[Figure record listings]
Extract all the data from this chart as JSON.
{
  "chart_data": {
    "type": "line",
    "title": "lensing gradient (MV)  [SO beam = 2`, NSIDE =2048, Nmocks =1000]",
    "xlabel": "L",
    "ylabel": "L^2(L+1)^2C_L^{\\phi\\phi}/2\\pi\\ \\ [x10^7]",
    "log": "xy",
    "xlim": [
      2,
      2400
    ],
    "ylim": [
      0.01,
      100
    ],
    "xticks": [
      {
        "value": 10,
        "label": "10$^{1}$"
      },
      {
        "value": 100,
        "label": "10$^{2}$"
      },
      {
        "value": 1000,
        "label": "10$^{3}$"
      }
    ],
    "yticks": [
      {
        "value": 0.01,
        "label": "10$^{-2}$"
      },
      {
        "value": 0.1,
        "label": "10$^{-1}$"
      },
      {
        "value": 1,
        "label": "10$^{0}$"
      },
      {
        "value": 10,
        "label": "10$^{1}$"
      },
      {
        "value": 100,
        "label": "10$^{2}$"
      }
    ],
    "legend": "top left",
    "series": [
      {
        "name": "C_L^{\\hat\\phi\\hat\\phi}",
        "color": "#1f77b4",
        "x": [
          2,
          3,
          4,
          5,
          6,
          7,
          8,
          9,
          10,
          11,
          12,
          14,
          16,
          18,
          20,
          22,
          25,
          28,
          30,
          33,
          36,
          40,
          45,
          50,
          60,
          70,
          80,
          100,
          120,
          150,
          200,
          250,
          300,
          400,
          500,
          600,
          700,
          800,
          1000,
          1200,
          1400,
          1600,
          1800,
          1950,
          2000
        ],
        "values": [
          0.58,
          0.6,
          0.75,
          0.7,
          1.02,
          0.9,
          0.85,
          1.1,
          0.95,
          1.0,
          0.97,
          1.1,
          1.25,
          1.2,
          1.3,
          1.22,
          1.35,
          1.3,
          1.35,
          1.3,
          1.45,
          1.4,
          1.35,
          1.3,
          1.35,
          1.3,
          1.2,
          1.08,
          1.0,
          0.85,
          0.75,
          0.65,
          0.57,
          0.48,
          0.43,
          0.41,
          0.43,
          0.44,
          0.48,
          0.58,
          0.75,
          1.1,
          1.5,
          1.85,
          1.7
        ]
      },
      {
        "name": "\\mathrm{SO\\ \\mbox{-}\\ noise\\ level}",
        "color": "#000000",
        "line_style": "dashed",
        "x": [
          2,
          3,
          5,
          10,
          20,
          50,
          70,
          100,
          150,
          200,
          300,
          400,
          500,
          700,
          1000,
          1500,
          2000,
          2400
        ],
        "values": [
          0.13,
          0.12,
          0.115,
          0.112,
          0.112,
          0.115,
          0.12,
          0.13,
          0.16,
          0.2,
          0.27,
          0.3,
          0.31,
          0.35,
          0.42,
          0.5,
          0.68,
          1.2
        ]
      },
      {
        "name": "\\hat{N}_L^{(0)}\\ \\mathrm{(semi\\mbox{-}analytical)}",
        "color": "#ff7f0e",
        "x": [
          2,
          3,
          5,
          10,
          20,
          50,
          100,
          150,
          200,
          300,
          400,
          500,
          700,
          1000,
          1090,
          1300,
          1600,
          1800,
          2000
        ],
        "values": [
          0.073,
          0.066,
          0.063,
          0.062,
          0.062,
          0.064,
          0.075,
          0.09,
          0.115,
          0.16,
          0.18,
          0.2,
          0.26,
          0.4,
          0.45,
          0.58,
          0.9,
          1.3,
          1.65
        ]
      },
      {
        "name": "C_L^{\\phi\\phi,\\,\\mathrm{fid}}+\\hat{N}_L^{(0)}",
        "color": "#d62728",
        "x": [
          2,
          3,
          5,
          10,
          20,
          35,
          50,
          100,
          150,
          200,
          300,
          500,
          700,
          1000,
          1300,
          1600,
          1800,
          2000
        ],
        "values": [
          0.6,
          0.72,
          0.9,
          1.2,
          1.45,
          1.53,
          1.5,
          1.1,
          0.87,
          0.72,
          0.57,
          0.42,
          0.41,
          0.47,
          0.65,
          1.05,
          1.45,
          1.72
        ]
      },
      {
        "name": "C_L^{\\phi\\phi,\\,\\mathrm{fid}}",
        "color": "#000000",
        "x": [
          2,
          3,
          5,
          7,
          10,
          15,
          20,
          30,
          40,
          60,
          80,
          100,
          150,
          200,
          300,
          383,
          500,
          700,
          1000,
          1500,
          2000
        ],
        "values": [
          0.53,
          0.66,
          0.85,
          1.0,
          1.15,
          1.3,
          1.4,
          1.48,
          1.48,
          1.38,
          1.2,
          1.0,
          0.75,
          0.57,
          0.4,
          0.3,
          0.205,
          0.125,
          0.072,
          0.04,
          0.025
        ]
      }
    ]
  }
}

SHORT EXERCISE: Give the count of lines that hold the word "mathrm", with nothing added.

THE RESULT: 4